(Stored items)
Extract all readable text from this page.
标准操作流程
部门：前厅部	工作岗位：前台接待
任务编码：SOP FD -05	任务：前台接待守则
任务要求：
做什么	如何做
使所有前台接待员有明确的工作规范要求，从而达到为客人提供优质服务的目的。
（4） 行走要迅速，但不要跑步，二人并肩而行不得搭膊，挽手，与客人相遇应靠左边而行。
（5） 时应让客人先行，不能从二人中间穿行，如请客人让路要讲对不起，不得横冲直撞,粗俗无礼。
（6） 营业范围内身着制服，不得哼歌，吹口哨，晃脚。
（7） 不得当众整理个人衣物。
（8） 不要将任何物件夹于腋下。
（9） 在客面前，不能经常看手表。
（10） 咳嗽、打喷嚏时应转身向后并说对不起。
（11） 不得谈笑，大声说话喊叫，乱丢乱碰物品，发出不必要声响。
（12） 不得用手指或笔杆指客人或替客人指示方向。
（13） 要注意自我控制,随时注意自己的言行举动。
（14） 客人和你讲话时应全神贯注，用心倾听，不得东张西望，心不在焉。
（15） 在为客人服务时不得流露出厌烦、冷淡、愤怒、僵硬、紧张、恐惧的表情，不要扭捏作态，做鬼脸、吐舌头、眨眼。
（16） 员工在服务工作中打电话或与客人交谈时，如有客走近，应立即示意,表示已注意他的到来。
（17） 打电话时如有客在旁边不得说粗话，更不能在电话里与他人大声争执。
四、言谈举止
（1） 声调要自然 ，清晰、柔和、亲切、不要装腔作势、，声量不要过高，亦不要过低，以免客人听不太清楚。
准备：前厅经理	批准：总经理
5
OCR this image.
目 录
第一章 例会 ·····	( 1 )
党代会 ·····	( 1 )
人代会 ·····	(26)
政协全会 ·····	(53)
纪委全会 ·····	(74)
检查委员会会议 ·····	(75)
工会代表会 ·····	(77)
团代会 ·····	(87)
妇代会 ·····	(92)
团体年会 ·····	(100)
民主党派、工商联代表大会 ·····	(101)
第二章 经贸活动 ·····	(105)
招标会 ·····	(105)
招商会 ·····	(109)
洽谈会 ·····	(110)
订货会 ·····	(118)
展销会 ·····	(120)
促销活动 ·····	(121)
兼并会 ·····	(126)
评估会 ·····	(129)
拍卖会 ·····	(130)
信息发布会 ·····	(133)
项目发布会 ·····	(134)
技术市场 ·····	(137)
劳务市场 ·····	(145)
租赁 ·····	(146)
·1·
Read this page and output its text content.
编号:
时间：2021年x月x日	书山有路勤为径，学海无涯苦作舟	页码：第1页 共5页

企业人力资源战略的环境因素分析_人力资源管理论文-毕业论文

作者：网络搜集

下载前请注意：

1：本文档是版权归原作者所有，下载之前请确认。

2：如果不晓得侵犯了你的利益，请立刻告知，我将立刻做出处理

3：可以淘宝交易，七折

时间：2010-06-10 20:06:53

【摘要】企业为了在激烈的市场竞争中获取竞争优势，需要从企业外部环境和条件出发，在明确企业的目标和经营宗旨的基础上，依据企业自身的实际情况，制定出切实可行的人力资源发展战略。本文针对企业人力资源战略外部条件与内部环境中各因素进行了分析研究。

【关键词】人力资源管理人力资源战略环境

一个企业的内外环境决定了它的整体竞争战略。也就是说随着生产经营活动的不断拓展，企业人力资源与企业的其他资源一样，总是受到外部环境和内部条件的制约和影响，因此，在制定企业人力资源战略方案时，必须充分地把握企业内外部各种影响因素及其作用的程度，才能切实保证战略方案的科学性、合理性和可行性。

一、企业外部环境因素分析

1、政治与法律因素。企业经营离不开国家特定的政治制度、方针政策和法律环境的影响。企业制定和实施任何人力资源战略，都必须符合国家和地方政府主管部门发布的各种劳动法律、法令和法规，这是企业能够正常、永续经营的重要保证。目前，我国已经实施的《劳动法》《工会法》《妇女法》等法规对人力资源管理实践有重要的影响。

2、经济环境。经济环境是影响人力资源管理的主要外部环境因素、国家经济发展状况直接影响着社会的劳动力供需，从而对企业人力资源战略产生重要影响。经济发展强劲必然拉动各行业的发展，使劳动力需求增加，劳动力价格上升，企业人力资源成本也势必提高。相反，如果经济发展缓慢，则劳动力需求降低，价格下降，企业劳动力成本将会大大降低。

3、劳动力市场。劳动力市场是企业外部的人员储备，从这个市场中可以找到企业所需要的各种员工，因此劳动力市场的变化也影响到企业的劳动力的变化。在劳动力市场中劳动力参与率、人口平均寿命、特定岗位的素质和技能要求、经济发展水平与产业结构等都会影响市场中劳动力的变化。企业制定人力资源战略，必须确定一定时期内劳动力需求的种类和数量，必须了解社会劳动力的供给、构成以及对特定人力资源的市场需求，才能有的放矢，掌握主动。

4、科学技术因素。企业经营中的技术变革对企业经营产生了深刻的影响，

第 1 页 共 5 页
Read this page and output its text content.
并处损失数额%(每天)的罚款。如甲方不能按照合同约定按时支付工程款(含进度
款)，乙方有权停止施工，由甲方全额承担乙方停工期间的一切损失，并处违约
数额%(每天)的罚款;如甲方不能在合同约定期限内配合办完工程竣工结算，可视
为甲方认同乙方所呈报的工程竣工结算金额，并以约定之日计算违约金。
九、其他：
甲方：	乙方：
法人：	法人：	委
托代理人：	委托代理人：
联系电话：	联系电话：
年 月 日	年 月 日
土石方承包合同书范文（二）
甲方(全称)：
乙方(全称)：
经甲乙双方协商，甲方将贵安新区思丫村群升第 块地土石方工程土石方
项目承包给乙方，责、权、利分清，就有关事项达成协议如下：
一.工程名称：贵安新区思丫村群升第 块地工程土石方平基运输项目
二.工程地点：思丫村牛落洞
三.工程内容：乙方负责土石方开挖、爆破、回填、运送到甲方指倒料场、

_Task instructions_: Repeat the data verbatim.

_Response_:
Extract all readable text from this page.
标准操作流程
部门：前厅部	工作岗位：前台接待
任务编码：SOP FD -05	任务：前台接待守则
任务要求：
做什么	如何做
使所有前台接待员有明确的工作规范要求，从而达到为客人提供优质服务的目的。
（4） 行走要迅速，但不要跑步，二人并肩而行不得搭膊，挽手，与客人相遇应靠左边而行。
（5） 时应让客人先行，不能从二人中间穿行，如请客人让路要讲对不起，不得横冲直撞,粗俗无礼。
（6） 营业范围内身着制服，不得哼歌，吹口哨，晃脚。
（7） 不得当众整理个人衣物。
（8） 不要将任何物件夹于腋下。
（9） 在客面前，不能经常看手表。
（10） 咳嗽、打喷嚏时应转身向后并说对不起。
（11） 不得谈笑，大声说话喊叫，乱丢乱碰物品，发出不必要声响。
（12） 不得用手指或笔杆指客人或替客人指示方向。
（13） 要注意自我控制,随时注意自己的言行举动。
（14） 客人和你讲话时应全神贯注，用心倾听，不得东张西望，心不在焉。
（15） 在为客人服务时不得流露出厌烦、冷淡、愤怒、僵硬、紧张、恐惧的表情，不要扭捏作态，做鬼脸、吐舌头、眨眼。
（16） 员工在服务工作中打电话或与客人交谈时，如有客走近，应立即示意,表示已注意他的到来。
（17） 打电话时如有客在旁边不得说粗话，更不能在电话里与他人大声争执。
四、言谈举止
（1） 声调要自然 ，清晰、柔和、亲切、不要装腔作势、，声量不要过高，亦不要过低，以免客人听不太清楚。
准备：前厅经理	批准：总经理
5
OCR this image.
目 录
第一章 例会 ·····	( 1 )
党代会 ·····	( 1 )
人代会 ·····	(26)
政协全会 ·····	(53)
纪委全会 ·····	(74)
检查委员会会议 ·····	(75)
工会代表会 ·····	(77)
团代会 ·····	(87)
妇代会 ·····	(92)
团体年会 ·····	(100)
民主党派、工商联代表大会 ·····	(101)
第二章 经贸活动 ·····	(105)
招标会 ·····	(105)
招商会 ·····	(109)
洽谈会 ·····	(110)
订货会 ·····	(118)
展销会 ·····	(120)
促销活动 ·····	(121)
兼并会 ·····	(126)
评估会 ·····	(129)
拍卖会 ·····	(130)
信息发布会 ·····	(133)
项目发布会 ·····	(134)
技术市场 ·····	(137)
劳务市场 ·····	(145)
租赁 ·····	(146)
·1·
Read this page and output its text content.
编号:
时间：2021年x月x日	书山有路勤为径，学海无涯苦作舟	页码：第1页 共5页

企业人力资源战略的环境因素分析_人力资源管理论文-毕业论文

作者：网络搜集

下载前请注意：

1：本文档是版权归原作者所有，下载之前请确认。

2：如果不晓得侵犯了你的利益，请立刻告知，我将立刻做出处理

3：可以淘宝交易，七折

时间：2010-06-10 20:06:53

【摘要】企业为了在激烈的市场竞争中获取竞争优势，需要从企业外部环境和条件出发，在明确企业的目标和经营宗旨的基础上，依据企业自身的实际情况，制定出切实可行的人力资源发展战略。本文针对企业人力资源战略外部条件与内部环境中各因素进行了分析研究。

【关键词】人力资源管理人力资源战略环境

一个企业的内外环境决定了它的整体竞争战略。也就是说随着生产经营活动的不断拓展，企业人力资源与企业的其他资源一样，总是受到外部环境和内部条件的制约和影响，因此，在制定企业人力资源战略方案时，必须充分地把握企业内外部各种影响因素及其作用的程度，才能切实保证战略方案的科学性、合理性和可行性。

一、企业外部环境因素分析

1、政治与法律因素。企业经营离不开国家特定的政治制度、方针政策和法律环境的影响。企业制定和实施任何人力资源战略，都必须符合国家和地方政府主管部门发布的各种劳动法律、法令和法规，这是企业能够正常、永续经营的重要保证。目前，我国已经实施的《劳动法》《工会法》《妇女法》等法规对人力资源管理实践有重要的影响。

2、经济环境。经济环境是影响人力资源管理的主要外部环境因素、国家经济发展状况直接影响着社会的劳动力供需，从而对企业人力资源战略产生重要影响。经济发展强劲必然拉动各行业的发展，使劳动力需求增加，劳动力价格上升，企业人力资源成本也势必提高。相反，如果经济发展缓慢，则劳动力需求降低，价格下降，企业劳动力成本将会大大降低。

3、劳动力市场。劳动力市场是企业外部的人员储备，从这个市场中可以找到企业所需要的各种员工，因此劳动力市场的变化也影响到企业的劳动力的变化。在劳动力市场中劳动力参与率、人口平均寿命、特定岗位的素质和技能要求、经济发展水平与产业结构等都会影响市场中劳动力的变化。企业制定人力资源战略，必须确定一定时期内劳动力需求的种类和数量，必须了解社会劳动力的供给、构成以及对特定人力资源的市场需求，才能有的放矢，掌握主动。

4、科学技术因素。企业经营中的技术变革对企业经营产生了深刻的影响，

第 1 页 共 5 页
Read this page and output its text content.
并处损失数额%(每天)的罚款。如甲方不能按照合同约定按时支付工程款(含进度
款)，乙方有权停止施工，由甲方全额承担乙方停工期间的一切损失，并处违约
数额%(每天)的罚款;如甲方不能在合同约定期限内配合办完工程竣工结算，可视
为甲方认同乙方所呈报的工程竣工结算金额，并以约定之日计算违约金。
九、其他：
甲方：	乙方：
法人：	法人：	委
托代理人：	委托代理人：
联系电话：	联系电话：
年 月 日	年 月 日
土石方承包合同书范文（二）
甲方(全称)：
乙方(全称)：
经甲乙双方协商，甲方将贵安新区思丫村群升第 块地土石方工程土石方
项目承包给乙方，责、权、利分清，就有关事项达成协议如下：
一.工程名称：贵安新区思丫村群升第 块地工程土石方平基运输项目
二.工程地点：思丫村牛落洞
三.工程内容：乙方负责土石方开挖、爆破、回填、运送到甲方指倒料场、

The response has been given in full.